* [The exercise]
Pull out every line in the data that has the string "Topic" in it.

— start of Entries —

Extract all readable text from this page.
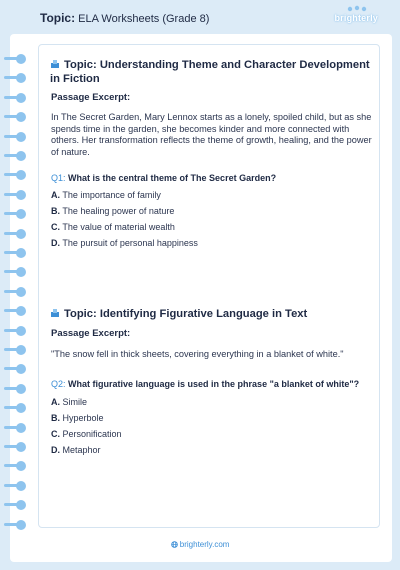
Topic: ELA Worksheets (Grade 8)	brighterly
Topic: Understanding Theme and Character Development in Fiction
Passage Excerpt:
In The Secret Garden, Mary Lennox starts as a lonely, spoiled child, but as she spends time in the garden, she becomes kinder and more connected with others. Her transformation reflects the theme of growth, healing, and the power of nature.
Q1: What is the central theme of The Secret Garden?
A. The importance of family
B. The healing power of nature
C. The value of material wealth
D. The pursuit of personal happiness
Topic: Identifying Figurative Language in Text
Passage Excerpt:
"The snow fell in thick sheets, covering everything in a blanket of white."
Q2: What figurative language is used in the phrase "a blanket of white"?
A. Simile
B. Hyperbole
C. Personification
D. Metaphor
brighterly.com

— end of Entries —
— start of Entries —

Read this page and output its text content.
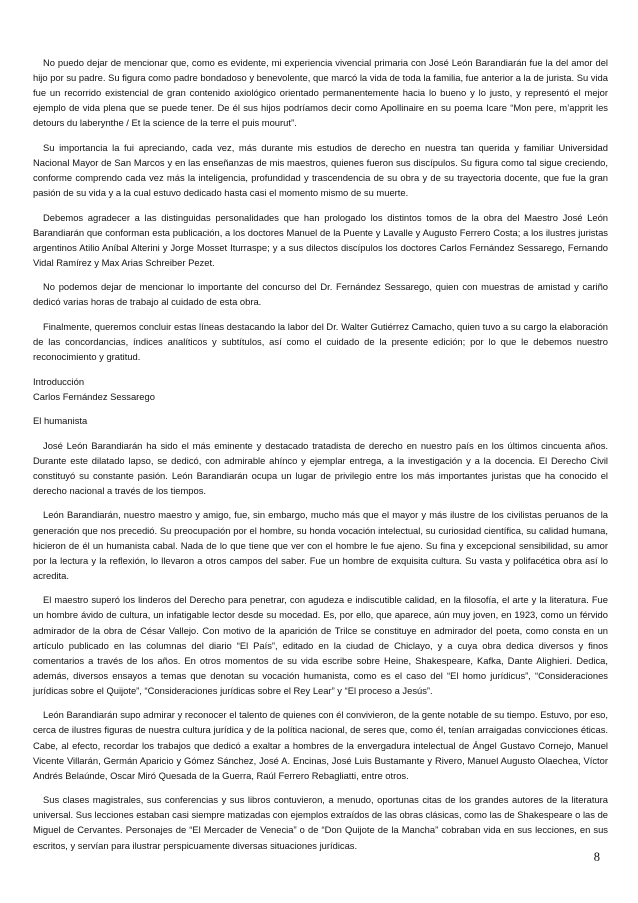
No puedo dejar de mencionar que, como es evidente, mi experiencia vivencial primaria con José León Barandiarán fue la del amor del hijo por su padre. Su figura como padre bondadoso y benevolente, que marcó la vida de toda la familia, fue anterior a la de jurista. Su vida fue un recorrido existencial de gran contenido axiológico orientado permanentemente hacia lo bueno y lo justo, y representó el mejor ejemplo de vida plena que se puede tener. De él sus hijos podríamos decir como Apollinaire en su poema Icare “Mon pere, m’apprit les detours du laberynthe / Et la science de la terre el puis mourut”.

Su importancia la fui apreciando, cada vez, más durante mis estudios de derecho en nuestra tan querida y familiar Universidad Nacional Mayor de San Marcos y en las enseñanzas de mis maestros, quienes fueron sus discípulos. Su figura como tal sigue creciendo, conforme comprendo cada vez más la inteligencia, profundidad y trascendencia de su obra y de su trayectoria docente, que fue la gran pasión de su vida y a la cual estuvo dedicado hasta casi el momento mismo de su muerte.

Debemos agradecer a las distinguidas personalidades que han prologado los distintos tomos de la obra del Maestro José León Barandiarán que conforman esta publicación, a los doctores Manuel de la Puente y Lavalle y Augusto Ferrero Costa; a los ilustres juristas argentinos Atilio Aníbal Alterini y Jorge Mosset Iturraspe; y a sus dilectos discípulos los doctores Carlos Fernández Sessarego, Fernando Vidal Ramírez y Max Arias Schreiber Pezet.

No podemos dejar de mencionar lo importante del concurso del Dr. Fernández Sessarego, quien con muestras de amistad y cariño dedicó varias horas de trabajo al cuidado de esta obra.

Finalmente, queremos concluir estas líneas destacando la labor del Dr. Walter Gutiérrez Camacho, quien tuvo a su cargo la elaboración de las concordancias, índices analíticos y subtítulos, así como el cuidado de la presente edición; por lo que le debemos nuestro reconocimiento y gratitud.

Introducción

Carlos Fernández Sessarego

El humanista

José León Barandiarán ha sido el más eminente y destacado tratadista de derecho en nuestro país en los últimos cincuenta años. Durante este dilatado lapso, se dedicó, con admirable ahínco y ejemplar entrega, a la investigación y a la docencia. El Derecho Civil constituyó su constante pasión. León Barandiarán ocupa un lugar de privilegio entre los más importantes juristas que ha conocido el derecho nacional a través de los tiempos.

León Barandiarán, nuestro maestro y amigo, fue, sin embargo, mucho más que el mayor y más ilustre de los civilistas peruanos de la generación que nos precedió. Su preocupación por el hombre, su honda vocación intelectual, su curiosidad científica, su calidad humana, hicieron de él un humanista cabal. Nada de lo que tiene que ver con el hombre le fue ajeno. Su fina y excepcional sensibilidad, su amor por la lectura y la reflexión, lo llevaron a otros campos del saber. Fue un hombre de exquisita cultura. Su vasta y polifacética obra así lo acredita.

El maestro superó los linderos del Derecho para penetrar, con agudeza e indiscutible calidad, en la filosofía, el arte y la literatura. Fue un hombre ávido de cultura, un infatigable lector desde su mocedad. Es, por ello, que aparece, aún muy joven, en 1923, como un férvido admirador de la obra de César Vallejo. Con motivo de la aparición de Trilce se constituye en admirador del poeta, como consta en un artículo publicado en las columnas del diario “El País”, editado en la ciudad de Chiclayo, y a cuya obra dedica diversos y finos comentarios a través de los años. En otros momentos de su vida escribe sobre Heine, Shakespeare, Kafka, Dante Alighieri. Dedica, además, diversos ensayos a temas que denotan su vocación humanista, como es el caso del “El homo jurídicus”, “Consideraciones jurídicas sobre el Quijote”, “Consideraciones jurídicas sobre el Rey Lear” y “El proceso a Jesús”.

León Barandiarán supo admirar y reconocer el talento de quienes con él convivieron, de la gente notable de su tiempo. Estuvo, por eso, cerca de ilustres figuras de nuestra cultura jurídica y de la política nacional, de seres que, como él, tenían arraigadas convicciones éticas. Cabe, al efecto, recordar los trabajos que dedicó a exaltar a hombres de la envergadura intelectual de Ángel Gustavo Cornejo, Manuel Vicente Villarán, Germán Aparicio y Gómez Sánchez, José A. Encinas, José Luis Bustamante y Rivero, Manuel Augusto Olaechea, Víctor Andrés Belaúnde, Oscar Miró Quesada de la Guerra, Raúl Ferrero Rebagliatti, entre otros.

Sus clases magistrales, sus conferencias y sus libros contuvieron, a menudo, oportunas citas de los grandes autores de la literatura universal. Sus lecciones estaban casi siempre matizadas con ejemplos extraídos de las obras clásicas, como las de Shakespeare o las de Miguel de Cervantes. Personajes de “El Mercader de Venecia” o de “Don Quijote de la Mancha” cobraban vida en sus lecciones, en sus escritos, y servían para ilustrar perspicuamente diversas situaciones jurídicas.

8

— end of Entries —

* [The output]
Topic: ELA Worksheets (Grade 8)	brighterly
Topic: Understanding Theme and Character Development in Fiction
Topic: Identifying Figurative Language in Text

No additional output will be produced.